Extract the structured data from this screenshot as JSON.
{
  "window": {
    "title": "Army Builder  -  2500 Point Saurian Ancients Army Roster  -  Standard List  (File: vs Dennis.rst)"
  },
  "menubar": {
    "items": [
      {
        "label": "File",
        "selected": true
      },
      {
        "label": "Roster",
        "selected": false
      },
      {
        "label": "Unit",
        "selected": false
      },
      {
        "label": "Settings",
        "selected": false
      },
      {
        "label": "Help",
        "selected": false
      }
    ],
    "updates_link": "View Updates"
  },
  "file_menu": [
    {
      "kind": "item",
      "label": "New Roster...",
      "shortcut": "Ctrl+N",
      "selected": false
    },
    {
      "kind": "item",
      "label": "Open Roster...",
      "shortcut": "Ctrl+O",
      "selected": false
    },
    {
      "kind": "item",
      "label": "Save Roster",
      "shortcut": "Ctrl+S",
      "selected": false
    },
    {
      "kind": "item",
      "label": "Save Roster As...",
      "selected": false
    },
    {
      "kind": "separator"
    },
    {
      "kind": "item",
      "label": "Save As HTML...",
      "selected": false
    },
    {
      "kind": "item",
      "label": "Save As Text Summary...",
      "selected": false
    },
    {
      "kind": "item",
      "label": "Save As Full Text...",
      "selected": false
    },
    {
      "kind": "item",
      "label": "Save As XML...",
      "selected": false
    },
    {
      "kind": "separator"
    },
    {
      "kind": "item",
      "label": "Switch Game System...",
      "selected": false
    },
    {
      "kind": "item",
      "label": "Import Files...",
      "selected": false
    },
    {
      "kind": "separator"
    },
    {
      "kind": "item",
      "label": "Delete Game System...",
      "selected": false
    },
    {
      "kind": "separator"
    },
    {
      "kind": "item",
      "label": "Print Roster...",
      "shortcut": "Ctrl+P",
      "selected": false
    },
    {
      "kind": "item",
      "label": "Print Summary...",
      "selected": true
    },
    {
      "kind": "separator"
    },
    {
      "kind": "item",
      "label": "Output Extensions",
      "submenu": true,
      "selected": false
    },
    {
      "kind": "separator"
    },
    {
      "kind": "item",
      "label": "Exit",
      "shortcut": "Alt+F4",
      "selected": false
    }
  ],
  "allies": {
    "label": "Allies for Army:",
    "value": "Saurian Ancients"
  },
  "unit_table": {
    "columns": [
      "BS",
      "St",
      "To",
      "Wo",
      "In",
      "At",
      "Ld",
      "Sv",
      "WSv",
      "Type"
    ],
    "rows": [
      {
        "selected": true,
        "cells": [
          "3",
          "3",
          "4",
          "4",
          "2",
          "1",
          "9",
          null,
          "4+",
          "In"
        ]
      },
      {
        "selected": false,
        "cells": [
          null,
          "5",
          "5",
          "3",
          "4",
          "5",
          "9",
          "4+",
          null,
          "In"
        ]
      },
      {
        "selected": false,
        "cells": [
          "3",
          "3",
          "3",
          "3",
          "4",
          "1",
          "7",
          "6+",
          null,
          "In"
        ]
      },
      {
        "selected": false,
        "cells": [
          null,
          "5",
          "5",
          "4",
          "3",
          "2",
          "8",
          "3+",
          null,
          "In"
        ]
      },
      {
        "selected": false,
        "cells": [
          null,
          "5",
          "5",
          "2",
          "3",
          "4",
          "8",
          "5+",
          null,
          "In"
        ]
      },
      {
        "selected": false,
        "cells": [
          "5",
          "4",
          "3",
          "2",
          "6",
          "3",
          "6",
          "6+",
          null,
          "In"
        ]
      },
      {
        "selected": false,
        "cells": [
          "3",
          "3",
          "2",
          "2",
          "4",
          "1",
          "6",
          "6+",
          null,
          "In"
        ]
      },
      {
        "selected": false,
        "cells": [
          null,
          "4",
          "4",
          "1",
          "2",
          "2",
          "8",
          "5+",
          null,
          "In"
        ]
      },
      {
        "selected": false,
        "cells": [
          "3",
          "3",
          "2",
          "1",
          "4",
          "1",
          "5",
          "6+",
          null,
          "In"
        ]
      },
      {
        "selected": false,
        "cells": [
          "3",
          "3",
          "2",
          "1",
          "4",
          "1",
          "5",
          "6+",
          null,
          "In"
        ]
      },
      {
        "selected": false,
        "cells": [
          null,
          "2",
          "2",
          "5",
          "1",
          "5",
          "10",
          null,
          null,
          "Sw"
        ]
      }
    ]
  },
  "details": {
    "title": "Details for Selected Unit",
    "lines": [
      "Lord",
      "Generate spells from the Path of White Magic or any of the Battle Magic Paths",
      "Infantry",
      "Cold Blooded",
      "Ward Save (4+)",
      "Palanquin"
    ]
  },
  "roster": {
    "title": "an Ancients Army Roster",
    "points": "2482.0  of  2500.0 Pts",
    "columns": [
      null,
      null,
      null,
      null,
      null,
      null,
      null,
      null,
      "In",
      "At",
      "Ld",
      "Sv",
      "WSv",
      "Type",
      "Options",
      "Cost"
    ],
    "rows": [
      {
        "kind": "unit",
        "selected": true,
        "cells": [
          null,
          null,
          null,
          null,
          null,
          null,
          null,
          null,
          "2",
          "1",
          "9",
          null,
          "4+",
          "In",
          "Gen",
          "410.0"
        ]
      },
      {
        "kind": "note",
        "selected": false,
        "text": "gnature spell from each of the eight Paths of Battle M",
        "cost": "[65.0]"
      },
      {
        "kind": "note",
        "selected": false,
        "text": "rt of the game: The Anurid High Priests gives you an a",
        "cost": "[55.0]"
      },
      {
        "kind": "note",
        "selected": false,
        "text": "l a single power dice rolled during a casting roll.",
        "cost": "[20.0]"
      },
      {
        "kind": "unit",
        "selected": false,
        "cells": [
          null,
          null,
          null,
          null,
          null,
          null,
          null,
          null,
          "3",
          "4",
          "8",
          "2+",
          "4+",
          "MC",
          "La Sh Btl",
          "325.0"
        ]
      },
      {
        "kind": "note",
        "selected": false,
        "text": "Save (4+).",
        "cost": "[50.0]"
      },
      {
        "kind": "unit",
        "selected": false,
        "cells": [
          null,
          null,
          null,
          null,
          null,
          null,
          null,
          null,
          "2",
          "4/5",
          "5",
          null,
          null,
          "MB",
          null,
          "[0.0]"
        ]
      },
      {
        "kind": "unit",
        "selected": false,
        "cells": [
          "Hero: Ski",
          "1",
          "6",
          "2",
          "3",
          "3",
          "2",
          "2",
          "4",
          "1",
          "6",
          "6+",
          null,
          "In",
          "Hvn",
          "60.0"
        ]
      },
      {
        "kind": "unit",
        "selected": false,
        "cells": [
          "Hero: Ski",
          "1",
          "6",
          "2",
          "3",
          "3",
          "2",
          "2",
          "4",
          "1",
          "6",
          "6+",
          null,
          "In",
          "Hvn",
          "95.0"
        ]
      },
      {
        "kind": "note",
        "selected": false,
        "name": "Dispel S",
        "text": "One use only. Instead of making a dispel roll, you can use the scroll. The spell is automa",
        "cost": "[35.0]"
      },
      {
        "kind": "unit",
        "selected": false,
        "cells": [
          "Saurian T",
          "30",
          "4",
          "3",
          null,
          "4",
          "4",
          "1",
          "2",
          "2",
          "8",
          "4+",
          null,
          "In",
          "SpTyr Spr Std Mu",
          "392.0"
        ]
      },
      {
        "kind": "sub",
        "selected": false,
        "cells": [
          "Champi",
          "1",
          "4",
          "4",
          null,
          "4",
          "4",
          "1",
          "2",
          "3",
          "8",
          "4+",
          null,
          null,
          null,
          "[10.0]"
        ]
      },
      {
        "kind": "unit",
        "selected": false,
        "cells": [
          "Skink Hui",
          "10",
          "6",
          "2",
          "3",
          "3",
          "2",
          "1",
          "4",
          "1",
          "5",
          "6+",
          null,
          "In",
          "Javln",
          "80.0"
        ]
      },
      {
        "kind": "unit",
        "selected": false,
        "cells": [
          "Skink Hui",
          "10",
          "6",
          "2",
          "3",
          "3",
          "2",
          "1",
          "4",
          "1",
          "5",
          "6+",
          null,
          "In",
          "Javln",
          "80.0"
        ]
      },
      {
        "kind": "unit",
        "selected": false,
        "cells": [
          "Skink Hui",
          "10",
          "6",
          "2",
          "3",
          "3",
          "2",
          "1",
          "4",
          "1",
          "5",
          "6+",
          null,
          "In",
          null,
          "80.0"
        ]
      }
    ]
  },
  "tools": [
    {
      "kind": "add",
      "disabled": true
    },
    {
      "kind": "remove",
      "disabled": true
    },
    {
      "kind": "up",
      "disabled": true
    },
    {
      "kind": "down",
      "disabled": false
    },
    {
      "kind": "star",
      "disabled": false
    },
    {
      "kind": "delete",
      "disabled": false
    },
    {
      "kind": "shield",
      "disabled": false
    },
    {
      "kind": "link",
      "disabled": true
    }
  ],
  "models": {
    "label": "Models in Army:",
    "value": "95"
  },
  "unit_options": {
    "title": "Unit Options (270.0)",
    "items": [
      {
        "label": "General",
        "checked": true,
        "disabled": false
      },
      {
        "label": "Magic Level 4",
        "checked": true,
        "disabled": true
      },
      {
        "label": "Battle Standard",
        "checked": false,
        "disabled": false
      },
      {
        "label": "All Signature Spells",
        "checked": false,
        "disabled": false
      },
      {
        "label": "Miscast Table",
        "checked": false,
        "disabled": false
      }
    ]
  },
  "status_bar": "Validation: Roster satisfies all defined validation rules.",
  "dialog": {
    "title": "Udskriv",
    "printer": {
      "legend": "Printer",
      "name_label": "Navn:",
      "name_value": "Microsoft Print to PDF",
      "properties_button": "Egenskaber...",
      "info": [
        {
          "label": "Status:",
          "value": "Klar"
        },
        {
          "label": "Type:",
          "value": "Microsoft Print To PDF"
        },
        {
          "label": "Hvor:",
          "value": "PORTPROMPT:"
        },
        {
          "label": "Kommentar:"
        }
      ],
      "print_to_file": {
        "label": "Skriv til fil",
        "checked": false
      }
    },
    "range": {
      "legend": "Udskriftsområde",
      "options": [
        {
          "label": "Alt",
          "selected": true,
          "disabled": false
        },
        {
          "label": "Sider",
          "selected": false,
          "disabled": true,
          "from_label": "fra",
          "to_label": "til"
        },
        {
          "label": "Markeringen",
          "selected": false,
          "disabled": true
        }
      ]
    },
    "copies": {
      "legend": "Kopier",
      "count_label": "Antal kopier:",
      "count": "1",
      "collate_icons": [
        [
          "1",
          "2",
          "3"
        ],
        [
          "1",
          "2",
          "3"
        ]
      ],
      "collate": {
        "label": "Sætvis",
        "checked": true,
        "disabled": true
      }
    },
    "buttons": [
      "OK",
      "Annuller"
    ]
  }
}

________________________

Task prompt:
Answer with a single number: the count of lines holding the word "Ctrl".

Answer:
4